# Guess the Voltage



## jar546 (Nov 24, 2018)

I think this my be a two-fer so let's try it out.

Question #1:  What voltage is this system?

Question #2:  Do you see any problems/ aka violations with this install in its current condition?

Enjoy!


----------



## ICE (Nov 24, 2018)

Alrighty then, I’ll guess that the voltage is AC.


----------



## ICE (Nov 24, 2018)

ICE said:


> Alrighty then, I’ll guess that the voltage is AC.


Did I win yet.  You have to pacifically tell me when I win.


----------



## jar546 (Nov 24, 2018)

Not specific enough.  More than enough info in the pic to determine the answer.


----------



## chris kennedy (Nov 24, 2018)

208y/120


----------



## jar546 (Nov 24, 2018)

chris kennedy said:


> 208y/120



Well that was an easy one.

Did you ever see a 120/240 3ph Delta (208 HL) with a pad mounted transformer from POCO?


----------



## chris kennedy (Nov 24, 2018)

LauderAle


----------



## chris kennedy (Nov 24, 2018)

And HBC
Two pad mounts at both locations


----------



## jar546 (Nov 24, 2018)

chris kennedy said:


> LauderAle


Special permission from FPL?  Special design?


----------



## jar546 (Nov 24, 2018)

NVM, just closed delta 120/240 3ph are not available pad mounted. My mistake.


----------



## chris kennedy (Nov 24, 2018)

It was there when we started the project.

The trannies were so old POCO swapped them out for new.


----------



## jar546 (Nov 24, 2018)

FYI for decision making:


----------



## chris kennedy (Nov 24, 2018)

▶ GIVEN PROBLEM
Copy word for word the passage of the voltage thread that opens with the words containing "Special permission from" and closes with "mounted. My mistake.".

▶ INFORMATION SHOWN

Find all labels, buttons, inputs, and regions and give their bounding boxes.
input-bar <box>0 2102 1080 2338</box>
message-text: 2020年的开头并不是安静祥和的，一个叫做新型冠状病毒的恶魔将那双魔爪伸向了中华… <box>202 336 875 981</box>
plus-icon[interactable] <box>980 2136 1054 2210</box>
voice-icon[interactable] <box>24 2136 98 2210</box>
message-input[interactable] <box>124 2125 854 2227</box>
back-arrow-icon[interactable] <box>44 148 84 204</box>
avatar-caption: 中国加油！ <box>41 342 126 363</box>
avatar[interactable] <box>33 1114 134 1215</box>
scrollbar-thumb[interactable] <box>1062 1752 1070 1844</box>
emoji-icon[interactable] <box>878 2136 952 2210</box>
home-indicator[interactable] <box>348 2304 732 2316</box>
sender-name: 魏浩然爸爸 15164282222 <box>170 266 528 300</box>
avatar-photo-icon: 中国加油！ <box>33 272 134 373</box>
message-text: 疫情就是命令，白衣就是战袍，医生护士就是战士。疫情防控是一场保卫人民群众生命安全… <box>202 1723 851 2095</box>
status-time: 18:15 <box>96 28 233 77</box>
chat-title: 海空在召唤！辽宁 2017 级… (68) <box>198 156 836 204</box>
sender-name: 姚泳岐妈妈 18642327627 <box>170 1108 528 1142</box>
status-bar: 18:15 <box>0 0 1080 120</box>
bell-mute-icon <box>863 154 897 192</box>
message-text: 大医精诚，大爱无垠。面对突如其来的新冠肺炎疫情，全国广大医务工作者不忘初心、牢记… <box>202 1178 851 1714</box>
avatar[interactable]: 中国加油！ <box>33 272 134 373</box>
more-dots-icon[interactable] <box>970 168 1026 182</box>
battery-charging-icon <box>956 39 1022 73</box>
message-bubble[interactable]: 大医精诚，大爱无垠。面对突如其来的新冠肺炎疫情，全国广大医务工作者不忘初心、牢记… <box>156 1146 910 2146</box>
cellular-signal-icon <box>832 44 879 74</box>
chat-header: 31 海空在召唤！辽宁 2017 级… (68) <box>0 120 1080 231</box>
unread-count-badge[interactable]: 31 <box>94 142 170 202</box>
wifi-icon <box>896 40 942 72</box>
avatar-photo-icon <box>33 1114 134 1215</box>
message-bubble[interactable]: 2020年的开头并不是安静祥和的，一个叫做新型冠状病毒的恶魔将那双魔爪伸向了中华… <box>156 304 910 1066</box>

▶ EXERCISE OUTPUT
Special permission from FPL?  Special design?


----------



## jar546 (Nov 24, 2018)

NVM, just closed delta 120/240 3ph are not available pad mounted. My mistake.